** Input follows **

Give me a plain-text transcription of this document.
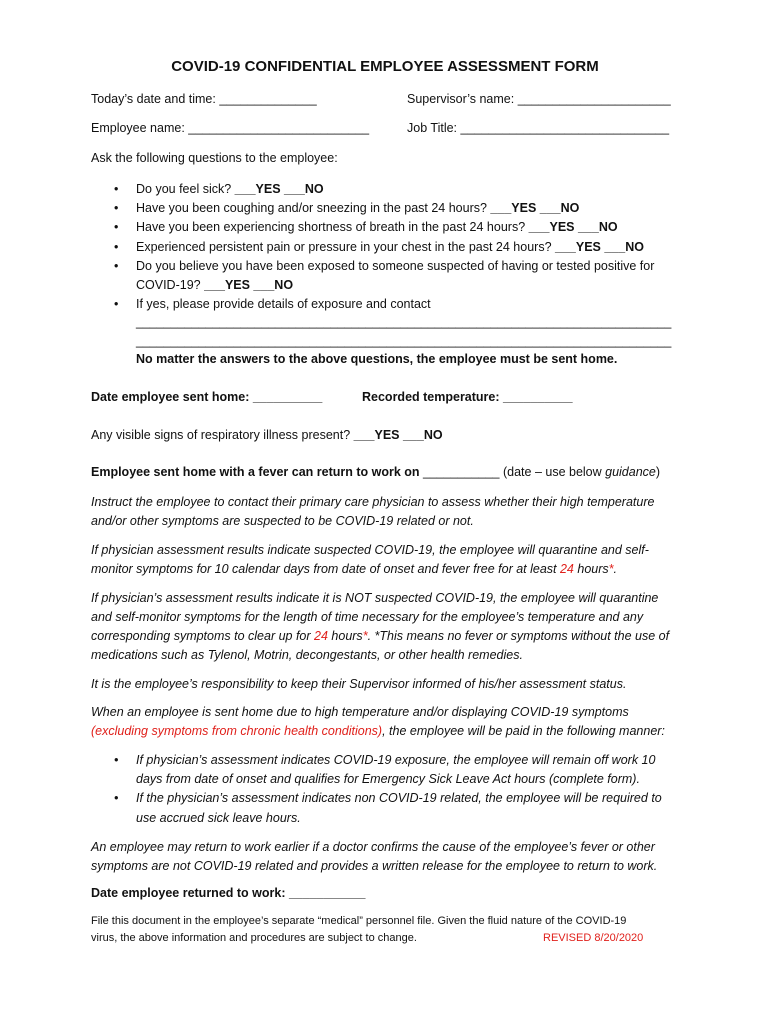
COVID-19 CONFIDENTIAL EMPLOYEE ASSESSMENT FORM
Today’s date and time: ______________	Supervisor’s name: ______________________
Employee name: __________________________	Job Title: ______________________________
Ask the following questions to the employee:
• Do you feel sick? ___YES ___NO
• Have you been coughing and/or sneezing in the past 24 hours? ___YES ___NO
• Have you been experiencing shortness of breath in the past 24 hours? ___YES ___NO
• Experienced persistent pain or pressure in your chest in the past 24 hours? ___YES ___NO
• Do you believe you have been exposed to someone suspected of having or tested positive for
COVID-19? ___YES ___NO
• If yes, please provide details of exposure and contact
_____________________________________________________________________________
_____________________________________________________________________________
No matter the answers to the above questions, the employee must be sent home.
Date employee sent home: __________	Recorded temperature: __________
Any visible signs of respiratory illness present? ___YES ___NO
Employee sent home with a fever can return to work on ___________ (date – use below guidance)
Instruct the employee to contact their primary care physician to assess whether their high temperature and/or other symptoms are suspected to be COVID-19 related or not.
If physician assessment results indicate suspected COVID-19, the employee will quarantine and self-monitor symptoms for 10 calendar days from date of onset and fever free for at least 24 hours*.
If physician’s assessment results indicate it is NOT suspected COVID-19, the employee will quarantine and self-monitor symptoms for the length of time necessary for the employee’s temperature and any corresponding symptoms to clear up for 24 hours*. *This means no fever or symptoms without the use of medications such as Tylenol, Motrin, decongestants, or other health remedies.
It is the employee’s responsibility to keep their Supervisor informed of his/her assessment status.
When an employee is sent home due to high temperature and/or displaying COVID-19 symptoms (excluding symptoms from chronic health conditions), the employee will be paid in the following manner:
• If physician’s assessment indicates COVID-19 exposure, the employee will remain off work 10 days from date of onset and qualifies for Emergency Sick Leave Act hours (complete form).
• If the physician’s assessment indicates non COVID-19 related, the employee will be required to use accrued sick leave hours.
An employee may return to work earlier if a doctor confirms the cause of the employee’s fever or other symptoms are not COVID-19 related and provides a written release for the employee to return to work.
Date employee returned to work: ___________
File this document in the employee’s separate “medical” personnel file. Given the fluid nature of the COVID-19
virus, the above information and procedures are subject to change.	REVISED 8/20/2020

** End of Input **

# Required action
Copy each entry exactly as written. Pictures do not belong in the copy.

# Written solution
Give me a plain-text transcription of this document.
COVID-19 CONFIDENTIAL EMPLOYEE ASSESSMENT FORM
Today’s date and time: ______________	Supervisor’s name: ______________________
Employee name: __________________________	Job Title: ______________________________
Ask the following questions to the employee:
• Do you feel sick? ___YES ___NO
• Have you been coughing and/or sneezing in the past 24 hours? ___YES ___NO
• Have you been experiencing shortness of breath in the past 24 hours? ___YES ___NO
• Experienced persistent pain or pressure in your chest in the past 24 hours? ___YES ___NO
• Do you believe you have been exposed to someone suspected of having or tested positive for
COVID-19? ___YES ___NO
• If yes, please provide details of exposure and contact
_____________________________________________________________________________
_____________________________________________________________________________
No matter the answers to the above questions, the employee must be sent home.
Date employee sent home: __________	Recorded temperature: __________
Any visible signs of respiratory illness present? ___YES ___NO
Employee sent home with a fever can return to work on ___________ (date – use below guidance)
Instruct the employee to contact their primary care physician to assess whether their high temperature and/or other symptoms are suspected to be COVID-19 related or not.
If physician assessment results indicate suspected COVID-19, the employee will quarantine and self-monitor symptoms for 10 calendar days from date of onset and fever free for at least 24 hours*.
If physician’s assessment results indicate it is NOT suspected COVID-19, the employee will quarantine and self-monitor symptoms for the length of time necessary for the employee’s temperature and any corresponding symptoms to clear up for 24 hours*. *This means no fever or symptoms without the use of medications such as Tylenol, Motrin, decongestants, or other health remedies.
It is the employee’s responsibility to keep their Supervisor informed of his/her assessment status.
When an employee is sent home due to high temperature and/or displaying COVID-19 symptoms (excluding symptoms from chronic health conditions), the employee will be paid in the following manner:
• If physician’s assessment indicates COVID-19 exposure, the employee will remain off work 10 days from date of onset and qualifies for Emergency Sick Leave Act hours (complete form).
• If the physician’s assessment indicates non COVID-19 related, the employee will be required to use accrued sick leave hours.
An employee may return to work earlier if a doctor confirms the cause of the employee’s fever or other symptoms are not COVID-19 related and provides a written release for the employee to return to work.
Date employee returned to work: ___________
File this document in the employee’s separate “medical” personnel file. Given the fluid nature of the COVID-19
virus, the above information and procedures are subject to change.	REVISED 8/20/2020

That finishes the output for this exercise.